══ Task inputs

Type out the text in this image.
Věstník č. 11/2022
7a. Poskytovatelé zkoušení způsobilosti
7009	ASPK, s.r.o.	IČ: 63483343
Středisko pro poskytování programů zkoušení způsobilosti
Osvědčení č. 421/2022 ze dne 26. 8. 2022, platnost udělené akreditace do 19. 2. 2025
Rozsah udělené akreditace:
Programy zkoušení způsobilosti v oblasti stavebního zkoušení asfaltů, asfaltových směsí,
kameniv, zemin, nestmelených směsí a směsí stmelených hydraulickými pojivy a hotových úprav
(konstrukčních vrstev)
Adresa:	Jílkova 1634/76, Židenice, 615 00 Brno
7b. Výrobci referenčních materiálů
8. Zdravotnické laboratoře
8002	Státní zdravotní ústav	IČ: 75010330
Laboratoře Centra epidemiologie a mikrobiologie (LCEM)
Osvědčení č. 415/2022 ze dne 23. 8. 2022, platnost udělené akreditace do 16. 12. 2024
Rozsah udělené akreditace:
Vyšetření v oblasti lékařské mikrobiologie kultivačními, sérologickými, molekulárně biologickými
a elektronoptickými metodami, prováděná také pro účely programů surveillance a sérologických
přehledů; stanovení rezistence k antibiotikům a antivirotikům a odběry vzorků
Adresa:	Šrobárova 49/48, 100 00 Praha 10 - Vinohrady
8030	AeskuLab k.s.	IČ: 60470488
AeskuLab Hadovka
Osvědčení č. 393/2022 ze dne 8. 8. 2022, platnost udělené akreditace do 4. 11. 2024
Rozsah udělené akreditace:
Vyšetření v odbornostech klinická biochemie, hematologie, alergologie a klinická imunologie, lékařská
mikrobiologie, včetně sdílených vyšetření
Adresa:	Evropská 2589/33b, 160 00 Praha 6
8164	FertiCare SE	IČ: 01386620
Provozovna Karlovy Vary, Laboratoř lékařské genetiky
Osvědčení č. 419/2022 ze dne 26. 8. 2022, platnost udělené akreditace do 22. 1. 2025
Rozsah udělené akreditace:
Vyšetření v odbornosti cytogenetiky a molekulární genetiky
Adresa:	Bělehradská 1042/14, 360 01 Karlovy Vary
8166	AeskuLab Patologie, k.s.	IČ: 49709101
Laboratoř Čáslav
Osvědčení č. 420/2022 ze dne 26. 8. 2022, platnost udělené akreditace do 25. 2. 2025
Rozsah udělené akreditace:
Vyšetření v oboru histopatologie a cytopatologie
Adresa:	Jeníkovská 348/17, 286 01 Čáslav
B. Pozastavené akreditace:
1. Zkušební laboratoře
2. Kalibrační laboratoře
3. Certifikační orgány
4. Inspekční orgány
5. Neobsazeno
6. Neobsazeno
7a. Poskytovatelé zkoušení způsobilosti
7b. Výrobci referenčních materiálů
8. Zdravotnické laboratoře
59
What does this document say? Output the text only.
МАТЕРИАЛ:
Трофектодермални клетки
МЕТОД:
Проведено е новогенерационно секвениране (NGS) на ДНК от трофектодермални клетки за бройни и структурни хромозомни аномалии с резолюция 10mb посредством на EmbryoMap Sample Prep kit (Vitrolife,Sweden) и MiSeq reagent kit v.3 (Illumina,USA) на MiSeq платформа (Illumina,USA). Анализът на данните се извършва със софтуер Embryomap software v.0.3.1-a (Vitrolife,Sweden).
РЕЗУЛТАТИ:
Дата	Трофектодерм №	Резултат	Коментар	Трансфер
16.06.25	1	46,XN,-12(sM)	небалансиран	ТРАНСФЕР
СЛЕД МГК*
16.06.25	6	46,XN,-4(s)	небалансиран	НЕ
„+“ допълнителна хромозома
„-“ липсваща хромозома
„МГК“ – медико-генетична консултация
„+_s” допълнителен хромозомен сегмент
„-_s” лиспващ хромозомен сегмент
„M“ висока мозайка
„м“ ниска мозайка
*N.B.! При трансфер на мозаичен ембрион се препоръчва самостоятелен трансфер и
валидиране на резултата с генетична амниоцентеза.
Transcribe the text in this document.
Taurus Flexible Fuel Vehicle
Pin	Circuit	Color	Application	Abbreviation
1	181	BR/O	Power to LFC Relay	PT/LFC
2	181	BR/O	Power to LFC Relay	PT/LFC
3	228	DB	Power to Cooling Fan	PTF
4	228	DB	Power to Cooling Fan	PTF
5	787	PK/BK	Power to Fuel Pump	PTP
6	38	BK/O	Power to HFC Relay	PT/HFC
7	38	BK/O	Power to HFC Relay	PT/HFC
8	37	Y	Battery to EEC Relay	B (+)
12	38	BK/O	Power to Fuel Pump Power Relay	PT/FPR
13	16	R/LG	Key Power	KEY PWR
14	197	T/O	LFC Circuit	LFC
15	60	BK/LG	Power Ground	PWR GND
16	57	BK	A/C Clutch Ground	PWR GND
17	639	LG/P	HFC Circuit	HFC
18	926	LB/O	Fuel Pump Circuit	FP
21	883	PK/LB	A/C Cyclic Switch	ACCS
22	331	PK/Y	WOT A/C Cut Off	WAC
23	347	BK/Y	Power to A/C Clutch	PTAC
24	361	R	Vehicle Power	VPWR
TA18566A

════

**Problem to work on**:
Retype every record above exactly as written.

**Exercise solution**:
Type out the text in this image.
Věstník č. 11/2022
7a. Poskytovatelé zkoušení způsobilosti
7009	ASPK, s.r.o.	IČ: 63483343
Středisko pro poskytování programů zkoušení způsobilosti
Osvědčení č. 421/2022 ze dne 26. 8. 2022, platnost udělené akreditace do 19. 2. 2025
Rozsah udělené akreditace:
Programy zkoušení způsobilosti v oblasti stavebního zkoušení asfaltů, asfaltových směsí,
kameniv, zemin, nestmelených směsí a směsí stmelených hydraulickými pojivy a hotových úprav
(konstrukčních vrstev)
Adresa:	Jílkova 1634/76, Židenice, 615 00 Brno
7b. Výrobci referenčních materiálů
8. Zdravotnické laboratoře
8002	Státní zdravotní ústav	IČ: 75010330
Laboratoře Centra epidemiologie a mikrobiologie (LCEM)
Osvědčení č. 415/2022 ze dne 23. 8. 2022, platnost udělené akreditace do 16. 12. 2024
Rozsah udělené akreditace:
Vyšetření v oblasti lékařské mikrobiologie kultivačními, sérologickými, molekulárně biologickými
a elektronoptickými metodami, prováděná také pro účely programů surveillance a sérologických
přehledů; stanovení rezistence k antibiotikům a antivirotikům a odběry vzorků
Adresa:	Šrobárova 49/48, 100 00 Praha 10 - Vinohrady
8030	AeskuLab k.s.	IČ: 60470488
AeskuLab Hadovka
Osvědčení č. 393/2022 ze dne 8. 8. 2022, platnost udělené akreditace do 4. 11. 2024
Rozsah udělené akreditace:
Vyšetření v odbornostech klinická biochemie, hematologie, alergologie a klinická imunologie, lékařská
mikrobiologie, včetně sdílených vyšetření
Adresa:	Evropská 2589/33b, 160 00 Praha 6
8164	FertiCare SE	IČ: 01386620
Provozovna Karlovy Vary, Laboratoř lékařské genetiky
Osvědčení č. 419/2022 ze dne 26. 8. 2022, platnost udělené akreditace do 22. 1. 2025
Rozsah udělené akreditace:
Vyšetření v odbornosti cytogenetiky a molekulární genetiky
Adresa:	Bělehradská 1042/14, 360 01 Karlovy Vary
8166	AeskuLab Patologie, k.s.	IČ: 49709101
Laboratoř Čáslav
Osvědčení č. 420/2022 ze dne 26. 8. 2022, platnost udělené akreditace do 25. 2. 2025
Rozsah udělené akreditace:
Vyšetření v oboru histopatologie a cytopatologie
Adresa:	Jeníkovská 348/17, 286 01 Čáslav
B. Pozastavené akreditace:
1. Zkušební laboratoře
2. Kalibrační laboratoře
3. Certifikační orgány
4. Inspekční orgány
5. Neobsazeno
6. Neobsazeno
7a. Poskytovatelé zkoušení způsobilosti
7b. Výrobci referenčních materiálů
8. Zdravotnické laboratoře
59
What does this document say? Output the text only.
МАТЕРИАЛ:
Трофектодермални клетки
МЕТОД:
Проведено е новогенерационно секвениране (NGS) на ДНК от трофектодермални клетки за бройни и структурни хромозомни аномалии с резолюция 10mb посредством на EmbryoMap Sample Prep kit (Vitrolife,Sweden) и MiSeq reagent kit v.3 (Illumina,USA) на MiSeq платформа (Illumina,USA). Анализът на данните се извършва със софтуер Embryomap software v.0.3.1-a (Vitrolife,Sweden).
РЕЗУЛТАТИ:
Дата	Трофектодерм №	Резултат	Коментар	Трансфер
16.06.25	1	46,XN,-12(sM)	небалансиран	ТРАНСФЕР
СЛЕД МГК*
16.06.25	6	46,XN,-4(s)	небалансиран	НЕ
„+“ допълнителна хромозома
„-“ липсваща хромозома
„МГК“ – медико-генетична консултация
„+_s” допълнителен хромозомен сегмент
„-_s” лиспващ хромозомен сегмент
„M“ висока мозайка
„м“ ниска мозайка
*N.B.! При трансфер на мозаичен ембрион се препоръчва самостоятелен трансфер и
валидиране на резултата с генетична амниоцентеза.
Transcribe the text in this document.
Taurus Flexible Fuel Vehicle
Pin	Circuit	Color	Application	Abbreviation
1	181	BR/O	Power to LFC Relay	PT/LFC
2	181	BR/O	Power to LFC Relay	PT/LFC
3	228	DB	Power to Cooling Fan	PTF
4	228	DB	Power to Cooling Fan	PTF
5	787	PK/BK	Power to Fuel Pump	PTP
6	38	BK/O	Power to HFC Relay	PT/HFC
7	38	BK/O	Power to HFC Relay	PT/HFC
8	37	Y	Battery to EEC Relay	B (+)
12	38	BK/O	Power to Fuel Pump Power Relay	PT/FPR
13	16	R/LG	Key Power	KEY PWR
14	197	T/O	LFC Circuit	LFC
15	60	BK/LG	Power Ground	PWR GND
16	57	BK	A/C Clutch Ground	PWR GND
17	639	LG/P	HFC Circuit	HFC
18	926	LB/O	Fuel Pump Circuit	FP
21	883	PK/LB	A/C Cyclic Switch	ACCS
22	331	PK/Y	WOT A/C Cut Off	WAC
23	347	BK/Y	Power to A/C Clutch	PTAC
24	361	R	Vehicle Power	VPWR
TA18566A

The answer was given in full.